■ What to work on:
What is the number of lines in the data holding the word "supplies"? Give that number by itself.

[Dataset items]

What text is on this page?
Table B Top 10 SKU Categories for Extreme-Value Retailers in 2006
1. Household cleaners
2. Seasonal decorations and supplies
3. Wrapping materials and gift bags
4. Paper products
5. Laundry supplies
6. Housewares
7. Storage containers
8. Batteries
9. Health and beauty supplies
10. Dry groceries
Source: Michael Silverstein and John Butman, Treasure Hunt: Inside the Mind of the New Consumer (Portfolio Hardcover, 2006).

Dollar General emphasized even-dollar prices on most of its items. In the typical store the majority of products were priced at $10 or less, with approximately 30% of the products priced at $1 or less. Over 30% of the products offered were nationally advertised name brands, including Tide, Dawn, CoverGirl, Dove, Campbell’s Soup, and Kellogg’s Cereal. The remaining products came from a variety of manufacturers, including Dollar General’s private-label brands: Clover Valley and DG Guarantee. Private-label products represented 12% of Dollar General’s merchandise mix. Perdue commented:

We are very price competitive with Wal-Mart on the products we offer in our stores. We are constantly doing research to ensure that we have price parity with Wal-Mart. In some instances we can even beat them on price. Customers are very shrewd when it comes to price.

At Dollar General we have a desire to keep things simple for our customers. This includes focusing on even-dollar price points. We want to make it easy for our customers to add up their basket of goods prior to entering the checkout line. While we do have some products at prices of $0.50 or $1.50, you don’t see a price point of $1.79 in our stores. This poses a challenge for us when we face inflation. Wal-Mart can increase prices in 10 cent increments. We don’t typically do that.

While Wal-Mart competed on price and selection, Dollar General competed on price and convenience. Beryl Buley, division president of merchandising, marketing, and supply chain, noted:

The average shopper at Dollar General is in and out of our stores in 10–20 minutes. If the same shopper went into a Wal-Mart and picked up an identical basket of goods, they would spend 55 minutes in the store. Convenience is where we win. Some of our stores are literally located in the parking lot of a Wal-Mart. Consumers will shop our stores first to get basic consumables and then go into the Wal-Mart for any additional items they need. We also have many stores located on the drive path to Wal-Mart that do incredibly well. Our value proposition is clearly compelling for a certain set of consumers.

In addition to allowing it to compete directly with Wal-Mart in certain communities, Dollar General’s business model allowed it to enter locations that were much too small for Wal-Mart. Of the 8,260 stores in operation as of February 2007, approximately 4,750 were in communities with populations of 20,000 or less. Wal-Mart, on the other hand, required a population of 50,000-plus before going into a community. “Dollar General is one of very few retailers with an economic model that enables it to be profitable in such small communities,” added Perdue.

■ Correct output:
3